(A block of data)
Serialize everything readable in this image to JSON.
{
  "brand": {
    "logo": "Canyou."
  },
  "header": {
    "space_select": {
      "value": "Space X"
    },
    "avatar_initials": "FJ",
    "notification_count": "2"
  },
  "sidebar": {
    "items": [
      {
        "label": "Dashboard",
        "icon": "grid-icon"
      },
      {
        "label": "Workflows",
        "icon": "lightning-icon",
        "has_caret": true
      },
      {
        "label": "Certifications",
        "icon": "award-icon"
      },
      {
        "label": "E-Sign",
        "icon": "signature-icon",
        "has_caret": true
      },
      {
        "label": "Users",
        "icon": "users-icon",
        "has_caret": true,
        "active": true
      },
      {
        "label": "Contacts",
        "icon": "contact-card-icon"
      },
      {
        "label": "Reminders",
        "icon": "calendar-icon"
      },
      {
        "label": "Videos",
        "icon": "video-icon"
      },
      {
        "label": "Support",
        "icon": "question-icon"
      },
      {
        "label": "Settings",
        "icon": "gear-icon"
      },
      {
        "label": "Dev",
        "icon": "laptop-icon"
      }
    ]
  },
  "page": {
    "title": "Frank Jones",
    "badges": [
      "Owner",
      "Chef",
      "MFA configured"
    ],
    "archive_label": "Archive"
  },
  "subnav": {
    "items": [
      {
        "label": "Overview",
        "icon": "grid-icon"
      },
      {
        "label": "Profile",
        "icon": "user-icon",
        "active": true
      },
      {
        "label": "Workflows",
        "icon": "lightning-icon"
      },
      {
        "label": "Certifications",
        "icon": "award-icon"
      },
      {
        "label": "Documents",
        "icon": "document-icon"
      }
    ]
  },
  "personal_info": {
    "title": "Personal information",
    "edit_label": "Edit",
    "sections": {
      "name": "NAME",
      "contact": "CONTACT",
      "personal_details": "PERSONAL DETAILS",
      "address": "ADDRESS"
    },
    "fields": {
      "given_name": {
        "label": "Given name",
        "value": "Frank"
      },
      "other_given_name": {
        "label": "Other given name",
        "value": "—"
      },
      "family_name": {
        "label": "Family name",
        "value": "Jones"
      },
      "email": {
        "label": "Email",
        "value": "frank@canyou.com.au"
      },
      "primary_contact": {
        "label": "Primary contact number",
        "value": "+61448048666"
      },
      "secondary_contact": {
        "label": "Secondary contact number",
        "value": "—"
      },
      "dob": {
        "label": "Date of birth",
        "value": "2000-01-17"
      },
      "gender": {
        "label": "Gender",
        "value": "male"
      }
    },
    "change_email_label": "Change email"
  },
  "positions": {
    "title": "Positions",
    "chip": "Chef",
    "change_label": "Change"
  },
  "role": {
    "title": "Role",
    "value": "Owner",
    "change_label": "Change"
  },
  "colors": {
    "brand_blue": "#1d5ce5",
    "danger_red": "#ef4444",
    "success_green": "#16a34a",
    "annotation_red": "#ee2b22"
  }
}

What to do
Reproduce all data above, unchanged.

Task answer
Serialize everything readable in this image to JSON.
{
  "brand": {
    "logo": "Canyou."
  },
  "header": {
    "space_select": {
      "value": "Space X"
    },
    "avatar_initials": "FJ",
    "notification_count": "2"
  },
  "sidebar": {
    "items": [
      {
        "label": "Dashboard",
        "icon": "grid-icon"
      },
      {
        "label": "Workflows",
        "icon": "lightning-icon",
        "has_caret": true
      },
      {
        "label": "Certifications",
        "icon": "award-icon"
      },
      {
        "label": "E-Sign",
        "icon": "signature-icon",
        "has_caret": true
      },
      {
        "label": "Users",
        "icon": "users-icon",
        "has_caret": true,
        "active": true
      },
      {
        "label": "Contacts",
        "icon": "contact-card-icon"
      },
      {
        "label": "Reminders",
        "icon": "calendar-icon"
      },
      {
        "label": "Videos",
        "icon": "video-icon"
      },
      {
        "label": "Support",
        "icon": "question-icon"
      },
      {
        "label": "Settings",
        "icon": "gear-icon"
      },
      {
        "label": "Dev",
        "icon": "laptop-icon"
      }
    ]
  },
  "page": {
    "title": "Frank Jones",
    "badges": [
      "Owner",
      "Chef",
      "MFA configured"
    ],
    "archive_label": "Archive"
  },
  "subnav": {
    "items": [
      {
        "label": "Overview",
        "icon": "grid-icon"
      },
      {
        "label": "Profile",
        "icon": "user-icon",
        "active": true
      },
      {
        "label": "Workflows",
        "icon": "lightning-icon"
      },
      {
        "label": "Certifications",
        "icon": "award-icon"
      },
      {
        "label": "Documents",
        "icon": "document-icon"
      }
    ]
  },
  "personal_info": {
    "title": "Personal information",
    "edit_label": "Edit",
    "sections": {
      "name": "NAME",
      "contact": "CONTACT",
      "personal_details": "PERSONAL DETAILS",
      "address": "ADDRESS"
    },
    "fields": {
      "given_name": {
        "label": "Given name",
        "value": "Frank"
      },
      "other_given_name": {
        "label": "Other given name",
        "value": "—"
      },
      "family_name": {
        "label": "Family name",
        "value": "Jones"
      },
      "email": {
        "label": "Email",
        "value": "frank@canyou.com.au"
      },
      "primary_contact": {
        "label": "Primary contact number",
        "value": "+61448048666"
      },
      "secondary_contact": {
        "label": "Secondary contact number",
        "value": "—"
      },
      "dob": {
        "label": "Date of birth",
        "value": "2000-01-17"
      },
      "gender": {
        "label": "Gender",
        "value": "male"
      }
    },
    "change_email_label": "Change email"
  },
  "positions": {
    "title": "Positions",
    "chip": "Chef",
    "change_label": "Change"
  },
  "role": {
    "title": "Role",
    "value": "Owner",
    "change_label": "Change"
  },
  "colors": {
    "brand_blue": "#1d5ce5",
    "danger_red": "#ef4444",
    "success_green": "#16a34a",
    "annotation_red": "#ee2b22"
  }
}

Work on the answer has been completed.